▶ _YOUR OBJECTIVE_: Repeat all the material exactly; pictures stay out of your copy.

====== RECORDS FOR PROCESSING ======

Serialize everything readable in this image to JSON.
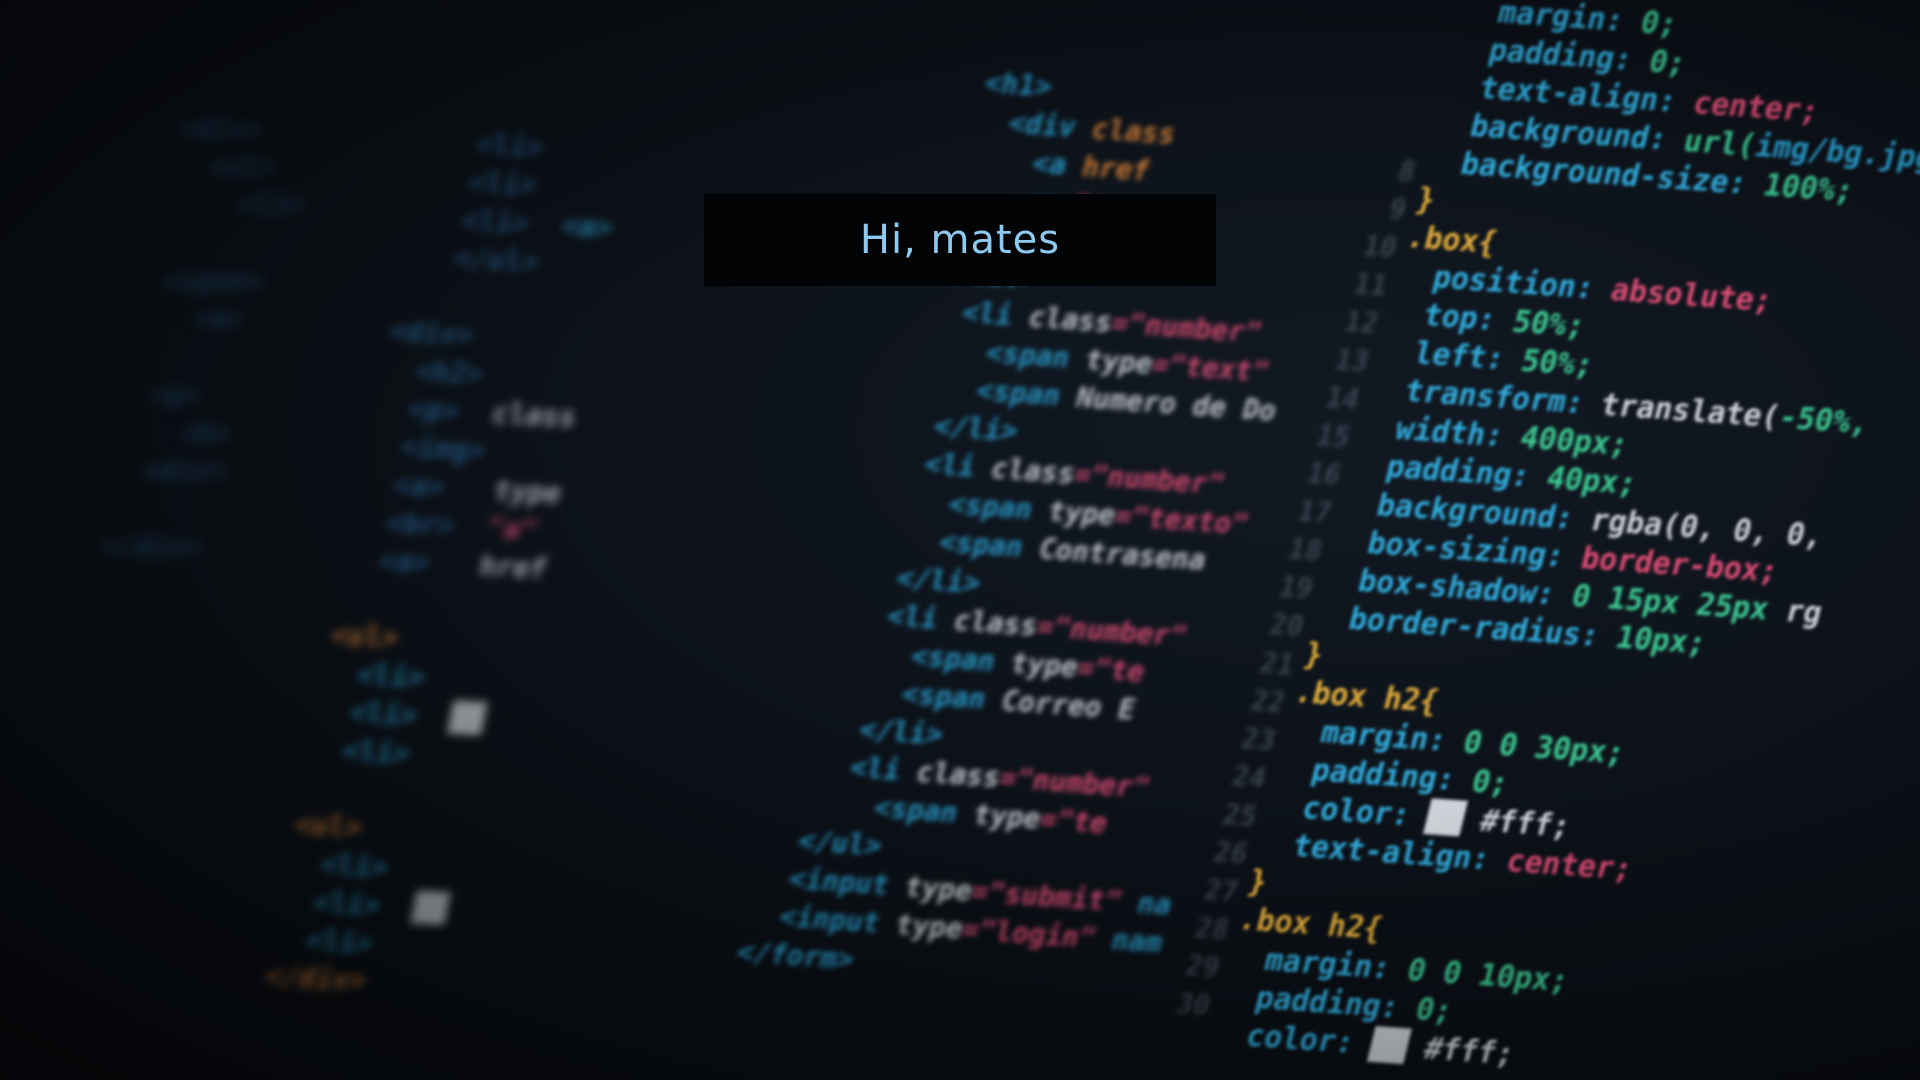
{
  "caption": {
    "text": "Hi, mates"
  },
  "colors": {
    "caption_background": "#020304",
    "caption_text": "#8ec9ef",
    "background": "#0b0e13"
  }
}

======

▶ _ANSWER TO THE PROBLEM_:
Serialize everything readable in this image to JSON.
{
  "caption": {
    "text": "Hi, mates"
  },
  "colors": {
    "caption_background": "#020304",
    "caption_text": "#8ec9ef",
    "background": "#0b0e13"
  }
}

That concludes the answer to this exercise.